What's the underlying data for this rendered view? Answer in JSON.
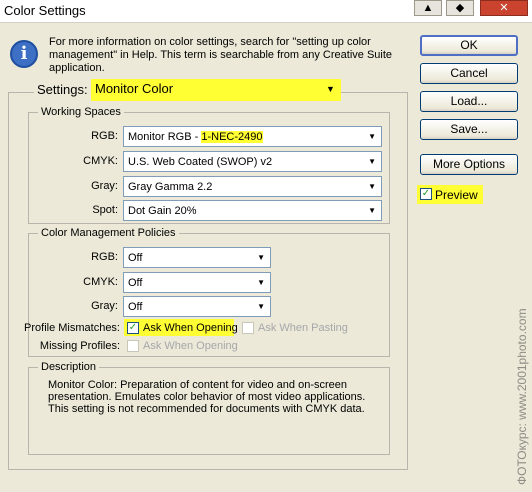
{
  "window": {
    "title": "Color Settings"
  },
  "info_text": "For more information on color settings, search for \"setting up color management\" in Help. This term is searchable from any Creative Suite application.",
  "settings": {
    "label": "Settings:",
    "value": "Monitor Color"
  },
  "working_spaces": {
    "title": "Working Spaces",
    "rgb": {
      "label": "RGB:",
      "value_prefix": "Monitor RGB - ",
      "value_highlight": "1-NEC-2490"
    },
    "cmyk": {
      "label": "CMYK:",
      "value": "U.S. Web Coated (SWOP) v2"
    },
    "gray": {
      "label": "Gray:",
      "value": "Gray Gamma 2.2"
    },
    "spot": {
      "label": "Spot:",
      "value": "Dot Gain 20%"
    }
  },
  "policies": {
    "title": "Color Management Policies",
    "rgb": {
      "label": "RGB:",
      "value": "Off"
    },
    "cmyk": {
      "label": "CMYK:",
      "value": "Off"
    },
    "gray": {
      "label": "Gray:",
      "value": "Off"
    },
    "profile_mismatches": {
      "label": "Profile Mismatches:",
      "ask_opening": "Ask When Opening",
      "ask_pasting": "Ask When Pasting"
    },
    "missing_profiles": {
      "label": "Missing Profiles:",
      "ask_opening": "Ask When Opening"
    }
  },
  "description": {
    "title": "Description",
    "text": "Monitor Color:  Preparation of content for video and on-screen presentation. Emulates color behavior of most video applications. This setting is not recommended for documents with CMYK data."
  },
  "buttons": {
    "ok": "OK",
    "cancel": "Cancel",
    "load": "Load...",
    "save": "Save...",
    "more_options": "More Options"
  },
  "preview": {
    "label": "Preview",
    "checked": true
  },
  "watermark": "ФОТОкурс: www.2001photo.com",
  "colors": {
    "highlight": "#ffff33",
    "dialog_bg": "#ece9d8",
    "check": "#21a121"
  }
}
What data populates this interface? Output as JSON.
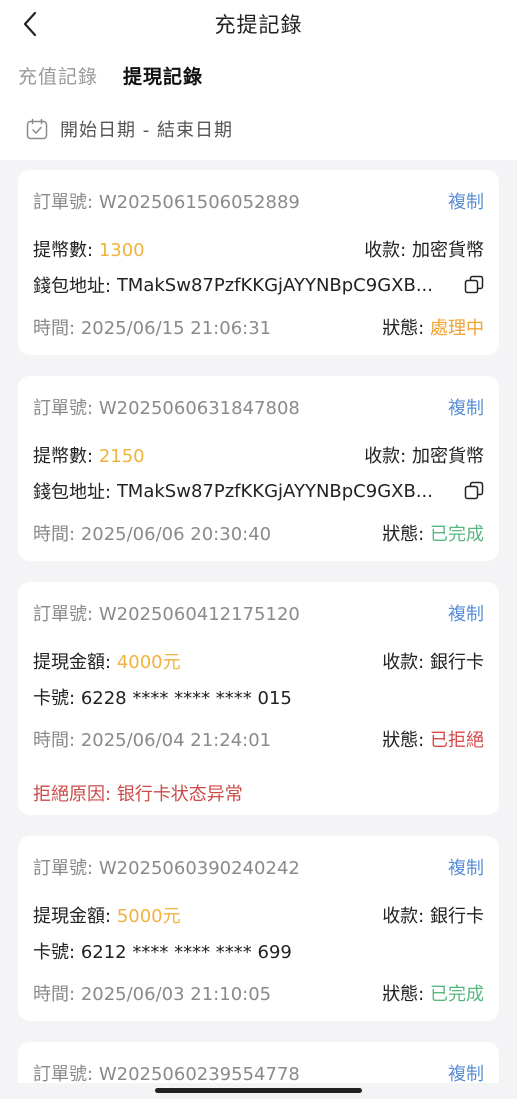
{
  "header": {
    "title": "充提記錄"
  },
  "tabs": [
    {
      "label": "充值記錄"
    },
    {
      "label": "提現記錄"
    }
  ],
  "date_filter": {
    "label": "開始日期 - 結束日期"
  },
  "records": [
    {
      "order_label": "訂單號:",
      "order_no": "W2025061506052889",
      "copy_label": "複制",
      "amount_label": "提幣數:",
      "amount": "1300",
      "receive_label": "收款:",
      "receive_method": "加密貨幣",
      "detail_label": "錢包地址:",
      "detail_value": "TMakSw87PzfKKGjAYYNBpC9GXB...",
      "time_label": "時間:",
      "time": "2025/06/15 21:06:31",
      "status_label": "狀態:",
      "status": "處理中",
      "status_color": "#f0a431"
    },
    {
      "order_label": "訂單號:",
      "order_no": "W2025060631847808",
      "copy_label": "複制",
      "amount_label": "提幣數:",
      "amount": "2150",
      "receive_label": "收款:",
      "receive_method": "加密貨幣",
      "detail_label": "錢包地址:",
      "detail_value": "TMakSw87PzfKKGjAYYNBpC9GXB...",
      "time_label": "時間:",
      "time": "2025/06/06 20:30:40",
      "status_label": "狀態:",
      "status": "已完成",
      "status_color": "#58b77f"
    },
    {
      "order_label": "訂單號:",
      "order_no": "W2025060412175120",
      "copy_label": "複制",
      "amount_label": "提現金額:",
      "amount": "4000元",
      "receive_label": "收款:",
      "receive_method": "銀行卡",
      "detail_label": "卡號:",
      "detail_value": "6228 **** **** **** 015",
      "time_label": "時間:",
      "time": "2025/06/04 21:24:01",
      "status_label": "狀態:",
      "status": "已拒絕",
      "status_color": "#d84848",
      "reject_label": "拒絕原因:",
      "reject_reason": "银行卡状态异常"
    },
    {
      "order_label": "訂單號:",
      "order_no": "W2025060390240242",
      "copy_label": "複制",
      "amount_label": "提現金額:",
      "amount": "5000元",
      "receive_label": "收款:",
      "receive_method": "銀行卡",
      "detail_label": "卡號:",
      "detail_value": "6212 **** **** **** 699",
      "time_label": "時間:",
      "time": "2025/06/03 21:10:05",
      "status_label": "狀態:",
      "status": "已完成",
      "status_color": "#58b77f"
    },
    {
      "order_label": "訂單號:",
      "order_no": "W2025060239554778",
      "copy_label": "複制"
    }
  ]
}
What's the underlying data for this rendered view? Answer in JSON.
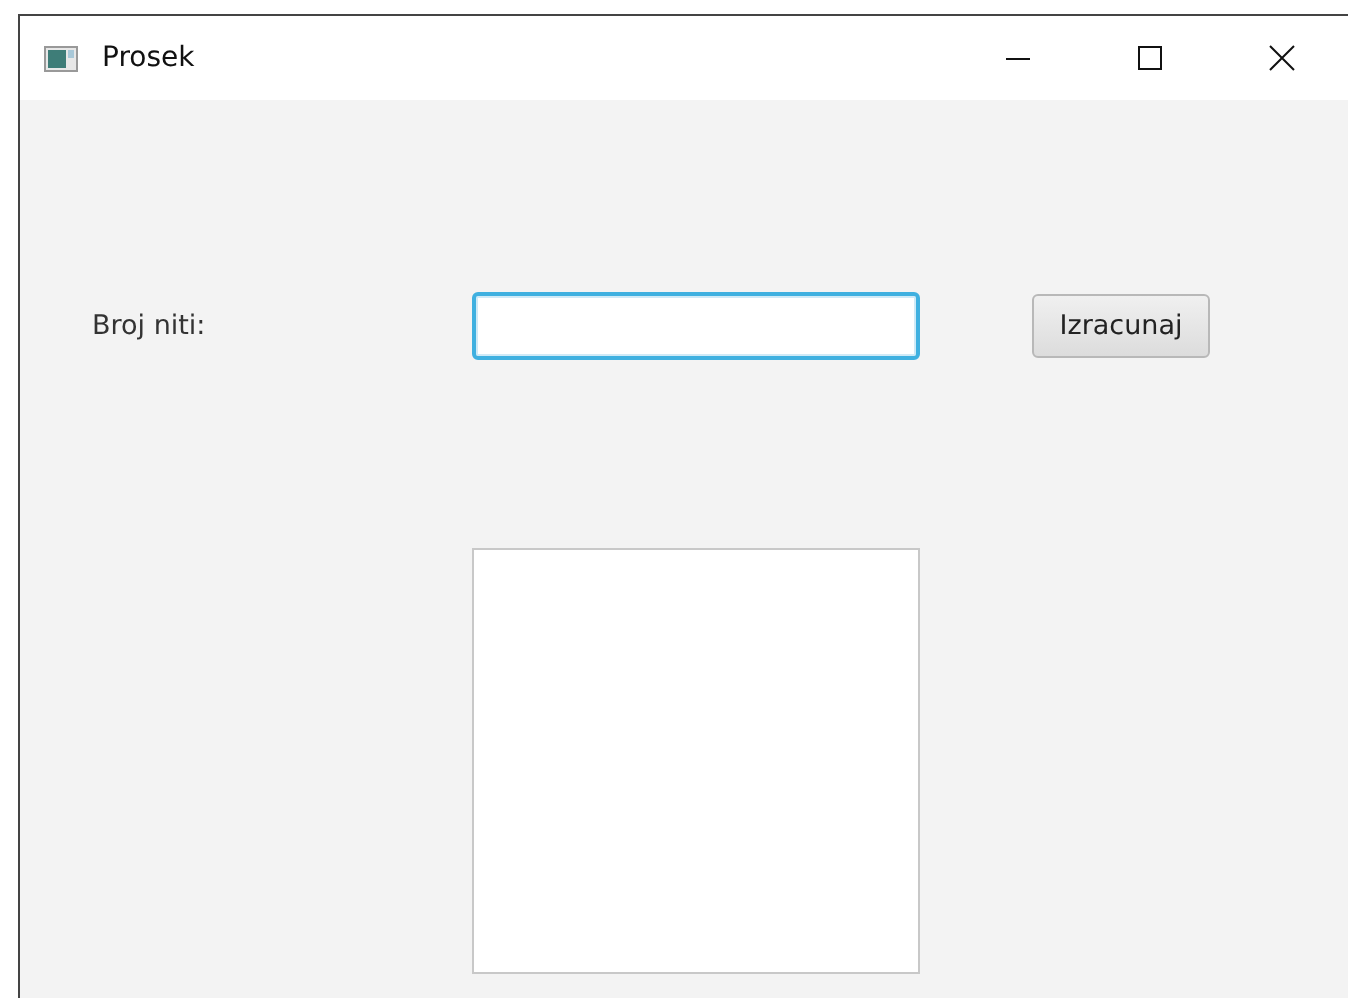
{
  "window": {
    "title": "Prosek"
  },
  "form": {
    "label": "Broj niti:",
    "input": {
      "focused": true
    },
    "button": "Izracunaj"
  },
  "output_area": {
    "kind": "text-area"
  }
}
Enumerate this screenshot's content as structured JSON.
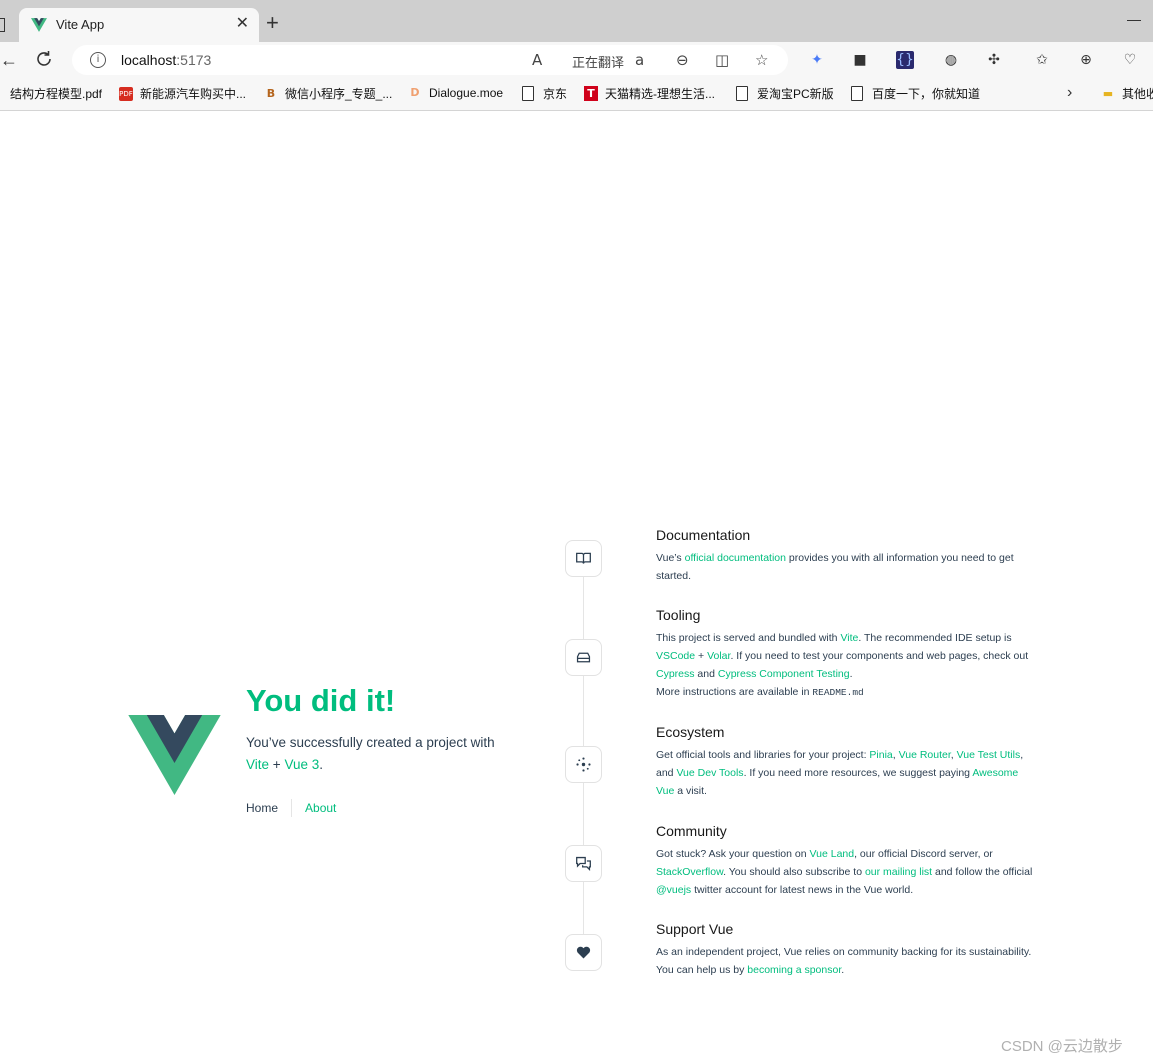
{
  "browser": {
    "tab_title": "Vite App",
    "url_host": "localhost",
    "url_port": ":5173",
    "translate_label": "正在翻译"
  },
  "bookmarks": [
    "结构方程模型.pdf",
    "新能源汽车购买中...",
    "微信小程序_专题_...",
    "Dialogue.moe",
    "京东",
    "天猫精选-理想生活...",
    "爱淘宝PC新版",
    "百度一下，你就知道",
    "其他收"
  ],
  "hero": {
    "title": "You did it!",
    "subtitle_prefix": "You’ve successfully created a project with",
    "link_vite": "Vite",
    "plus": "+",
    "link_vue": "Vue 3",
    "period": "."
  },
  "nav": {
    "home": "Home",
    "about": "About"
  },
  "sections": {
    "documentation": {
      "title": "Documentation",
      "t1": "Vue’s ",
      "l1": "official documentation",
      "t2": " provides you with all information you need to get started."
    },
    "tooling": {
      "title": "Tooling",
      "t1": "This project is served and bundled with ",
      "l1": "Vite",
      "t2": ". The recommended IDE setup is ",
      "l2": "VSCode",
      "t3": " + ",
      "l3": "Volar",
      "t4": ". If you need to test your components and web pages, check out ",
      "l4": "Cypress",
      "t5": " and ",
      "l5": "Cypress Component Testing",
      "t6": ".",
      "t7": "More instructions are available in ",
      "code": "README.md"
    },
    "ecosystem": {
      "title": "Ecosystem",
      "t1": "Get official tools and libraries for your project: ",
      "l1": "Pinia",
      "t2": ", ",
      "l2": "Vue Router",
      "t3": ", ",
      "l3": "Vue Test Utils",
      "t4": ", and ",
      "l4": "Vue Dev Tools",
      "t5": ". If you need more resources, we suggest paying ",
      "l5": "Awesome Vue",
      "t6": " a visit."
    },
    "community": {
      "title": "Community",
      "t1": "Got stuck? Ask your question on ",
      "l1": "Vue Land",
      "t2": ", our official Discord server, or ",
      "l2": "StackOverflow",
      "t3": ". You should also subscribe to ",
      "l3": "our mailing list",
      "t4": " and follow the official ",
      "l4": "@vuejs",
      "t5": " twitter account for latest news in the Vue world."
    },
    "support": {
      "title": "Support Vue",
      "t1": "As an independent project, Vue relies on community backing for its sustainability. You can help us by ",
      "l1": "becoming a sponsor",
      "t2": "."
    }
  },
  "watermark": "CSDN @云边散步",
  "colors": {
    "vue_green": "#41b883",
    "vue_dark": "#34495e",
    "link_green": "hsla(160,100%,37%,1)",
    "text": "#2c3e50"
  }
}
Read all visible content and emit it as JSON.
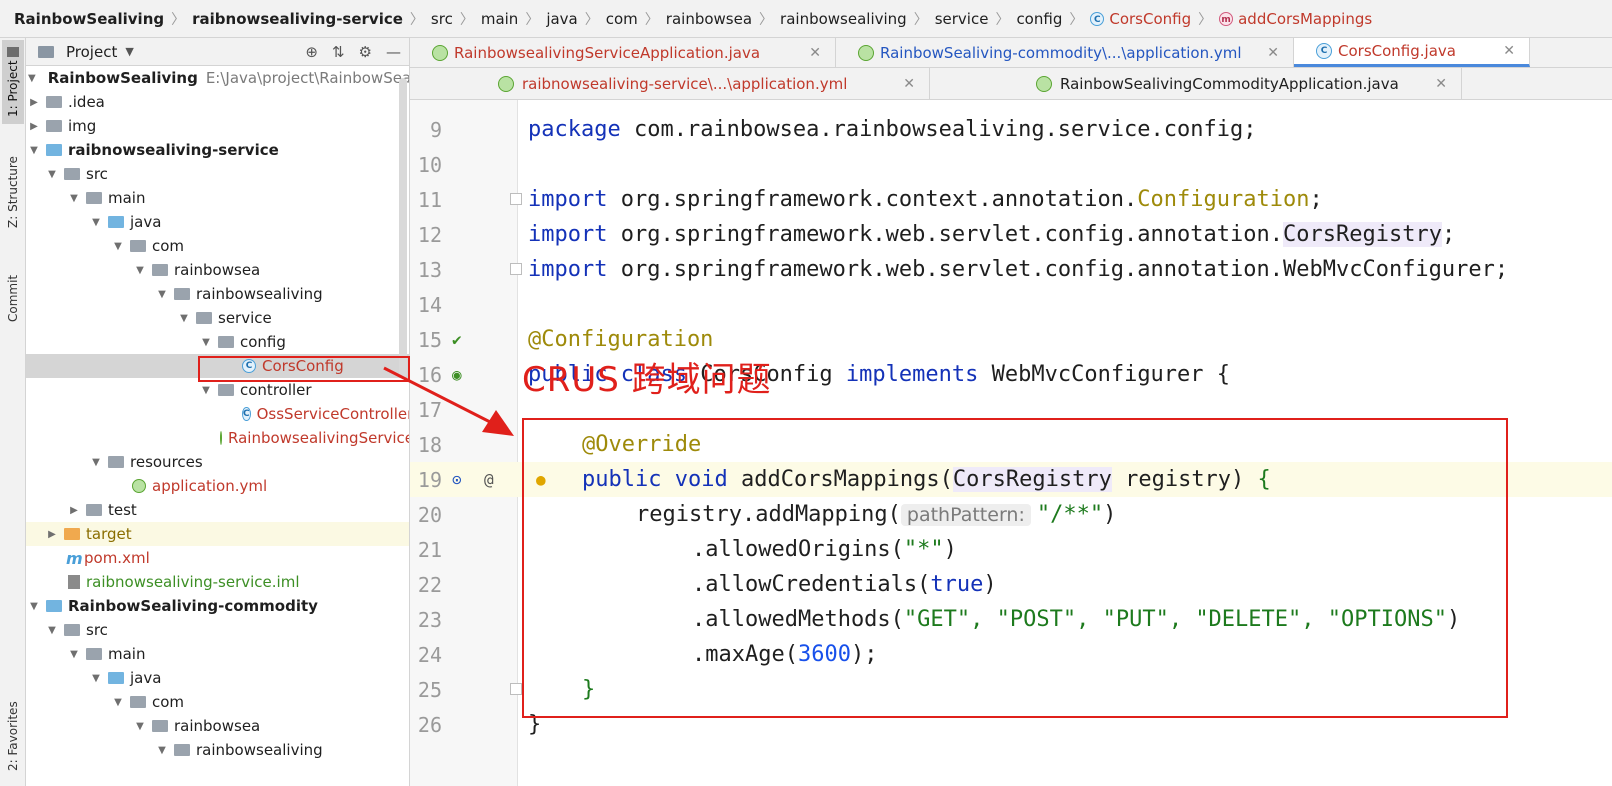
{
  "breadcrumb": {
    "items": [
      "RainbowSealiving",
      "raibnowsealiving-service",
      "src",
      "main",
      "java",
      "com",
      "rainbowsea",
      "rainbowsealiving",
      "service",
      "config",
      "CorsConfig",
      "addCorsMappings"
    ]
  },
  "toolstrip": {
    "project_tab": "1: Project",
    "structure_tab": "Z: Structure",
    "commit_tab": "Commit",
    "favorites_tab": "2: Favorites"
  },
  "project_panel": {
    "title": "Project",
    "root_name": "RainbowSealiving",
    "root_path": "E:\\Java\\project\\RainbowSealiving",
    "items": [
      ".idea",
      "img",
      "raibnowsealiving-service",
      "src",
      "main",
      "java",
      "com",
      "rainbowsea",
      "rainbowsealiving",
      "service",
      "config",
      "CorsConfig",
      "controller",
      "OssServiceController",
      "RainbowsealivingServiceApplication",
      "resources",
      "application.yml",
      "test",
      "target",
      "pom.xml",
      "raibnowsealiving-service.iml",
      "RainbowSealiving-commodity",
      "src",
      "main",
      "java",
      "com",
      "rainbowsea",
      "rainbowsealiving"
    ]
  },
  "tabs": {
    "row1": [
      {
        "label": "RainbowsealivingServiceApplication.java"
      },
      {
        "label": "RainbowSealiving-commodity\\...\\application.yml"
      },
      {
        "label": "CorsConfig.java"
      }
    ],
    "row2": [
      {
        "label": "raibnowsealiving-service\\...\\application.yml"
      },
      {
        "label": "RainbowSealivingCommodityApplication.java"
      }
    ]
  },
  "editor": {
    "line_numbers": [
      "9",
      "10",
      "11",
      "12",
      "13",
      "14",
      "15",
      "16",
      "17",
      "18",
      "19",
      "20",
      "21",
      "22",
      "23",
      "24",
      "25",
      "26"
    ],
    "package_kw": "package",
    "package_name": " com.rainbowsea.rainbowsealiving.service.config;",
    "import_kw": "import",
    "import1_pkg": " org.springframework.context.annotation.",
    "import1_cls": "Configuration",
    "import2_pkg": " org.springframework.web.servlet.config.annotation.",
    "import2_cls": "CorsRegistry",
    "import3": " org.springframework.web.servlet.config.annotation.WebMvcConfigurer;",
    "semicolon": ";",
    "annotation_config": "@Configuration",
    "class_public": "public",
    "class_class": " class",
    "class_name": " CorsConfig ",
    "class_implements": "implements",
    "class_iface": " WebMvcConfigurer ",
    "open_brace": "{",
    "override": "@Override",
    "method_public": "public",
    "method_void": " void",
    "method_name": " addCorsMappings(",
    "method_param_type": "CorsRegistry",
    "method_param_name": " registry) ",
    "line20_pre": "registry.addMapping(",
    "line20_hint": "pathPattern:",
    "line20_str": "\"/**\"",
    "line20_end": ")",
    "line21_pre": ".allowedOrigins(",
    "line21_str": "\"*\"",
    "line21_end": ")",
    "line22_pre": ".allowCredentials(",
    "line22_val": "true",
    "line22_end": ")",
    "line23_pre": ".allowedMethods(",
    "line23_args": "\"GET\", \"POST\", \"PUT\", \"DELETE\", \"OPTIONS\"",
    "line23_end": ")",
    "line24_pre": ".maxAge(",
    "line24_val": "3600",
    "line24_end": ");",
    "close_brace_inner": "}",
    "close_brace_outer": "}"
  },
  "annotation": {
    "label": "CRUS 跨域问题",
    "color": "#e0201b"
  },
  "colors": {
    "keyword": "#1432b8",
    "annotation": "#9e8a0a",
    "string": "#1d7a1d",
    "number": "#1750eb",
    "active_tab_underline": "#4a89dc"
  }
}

+---+

● Aim of the task
In the records above, find each line holding "JSON" and copy it.

● Exercise response
What's the underlying data for this rendered view? Answer in JSON.
What data populates this interface? Output as JSON.
What's the underlying data for this rendered view? Answer in JSON.
Enumerate this screenshot's content as structured JSON.
Read all visible content and emit it as JSON.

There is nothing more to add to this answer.